═══ EXCERPTED RECORDS

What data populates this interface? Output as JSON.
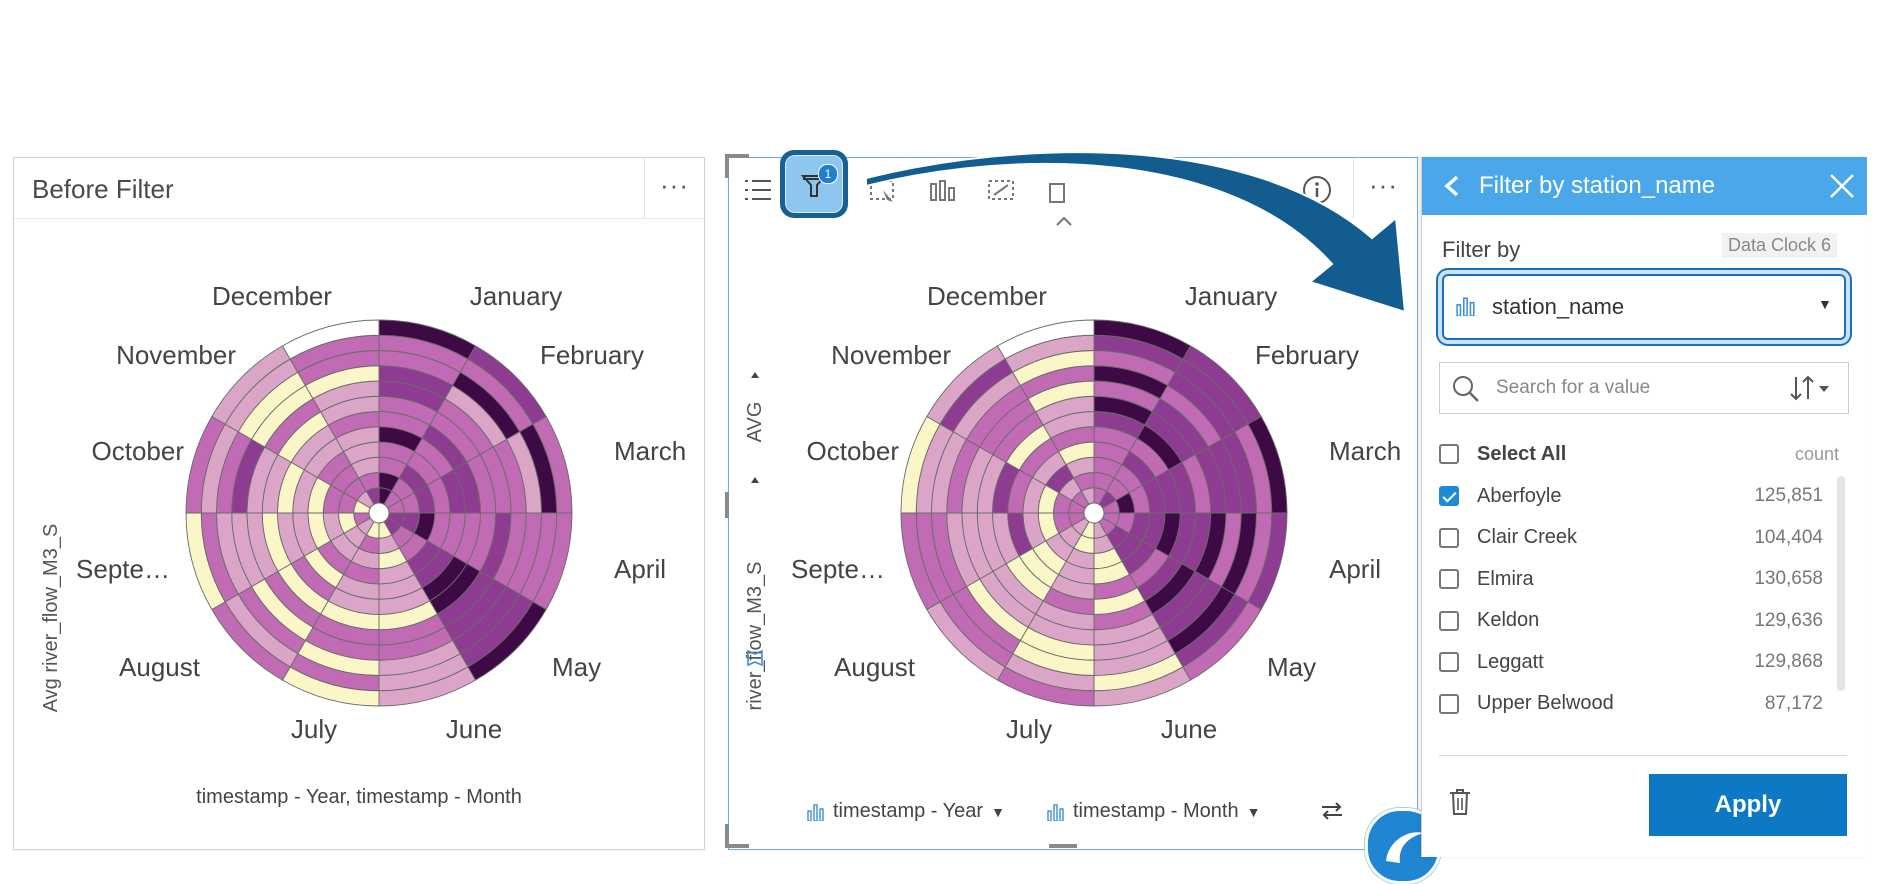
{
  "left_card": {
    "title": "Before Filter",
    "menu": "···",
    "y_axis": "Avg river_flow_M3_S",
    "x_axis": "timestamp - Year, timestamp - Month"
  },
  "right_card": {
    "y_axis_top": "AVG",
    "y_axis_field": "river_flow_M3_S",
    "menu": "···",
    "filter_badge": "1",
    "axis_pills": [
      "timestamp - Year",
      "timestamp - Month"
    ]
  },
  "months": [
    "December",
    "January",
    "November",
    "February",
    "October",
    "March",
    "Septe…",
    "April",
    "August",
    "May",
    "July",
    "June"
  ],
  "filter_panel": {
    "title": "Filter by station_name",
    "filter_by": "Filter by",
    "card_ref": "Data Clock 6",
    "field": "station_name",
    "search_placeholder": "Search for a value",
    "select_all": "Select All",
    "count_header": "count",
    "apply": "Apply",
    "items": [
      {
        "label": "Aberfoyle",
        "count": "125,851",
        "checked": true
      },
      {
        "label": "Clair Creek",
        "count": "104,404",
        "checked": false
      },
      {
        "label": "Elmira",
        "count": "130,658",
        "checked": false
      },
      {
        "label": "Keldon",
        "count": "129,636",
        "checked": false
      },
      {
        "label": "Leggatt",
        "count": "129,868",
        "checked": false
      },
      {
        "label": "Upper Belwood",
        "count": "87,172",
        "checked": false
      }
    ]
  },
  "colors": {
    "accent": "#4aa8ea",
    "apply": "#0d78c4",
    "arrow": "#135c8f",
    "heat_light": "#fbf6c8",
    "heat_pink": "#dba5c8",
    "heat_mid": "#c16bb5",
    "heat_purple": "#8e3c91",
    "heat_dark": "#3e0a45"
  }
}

══════

§ WRITTEN EXERCISE: Copy out every line of the material above exactly, skipping the pictures.

§ SOLUTION TO THE EXERCISE:
What data populates this interface? Output as JSON.
{
  "left_card": {
    "title": "Before Filter",
    "menu": "···",
    "y_axis": "Avg river_flow_M3_S",
    "x_axis": "timestamp - Year, timestamp - Month"
  },
  "right_card": {
    "y_axis_top": "AVG",
    "y_axis_field": "river_flow_M3_S",
    "menu": "···",
    "filter_badge": "1",
    "axis_pills": [
      "timestamp - Year",
      "timestamp - Month"
    ]
  },
  "months": [
    "December",
    "January",
    "November",
    "February",
    "October",
    "March",
    "Septe…",
    "April",
    "August",
    "May",
    "July",
    "June"
  ],
  "filter_panel": {
    "title": "Filter by station_name",
    "filter_by": "Filter by",
    "card_ref": "Data Clock 6",
    "field": "station_name",
    "search_placeholder": "Search for a value",
    "select_all": "Select All",
    "count_header": "count",
    "apply": "Apply",
    "items": [
      {
        "label": "Aberfoyle",
        "count": "125,851",
        "checked": true
      },
      {
        "label": "Clair Creek",
        "count": "104,404",
        "checked": false
      },
      {
        "label": "Elmira",
        "count": "130,658",
        "checked": false
      },
      {
        "label": "Keldon",
        "count": "129,636",
        "checked": false
      },
      {
        "label": "Leggatt",
        "count": "129,868",
        "checked": false
      },
      {
        "label": "Upper Belwood",
        "count": "87,172",
        "checked": false
      }
    ]
  },
  "colors": {
    "accent": "#4aa8ea",
    "apply": "#0d78c4",
    "arrow": "#135c8f",
    "heat_light": "#fbf6c8",
    "heat_pink": "#dba5c8",
    "heat_mid": "#c16bb5",
    "heat_purple": "#8e3c91",
    "heat_dark": "#3e0a45"
  }
}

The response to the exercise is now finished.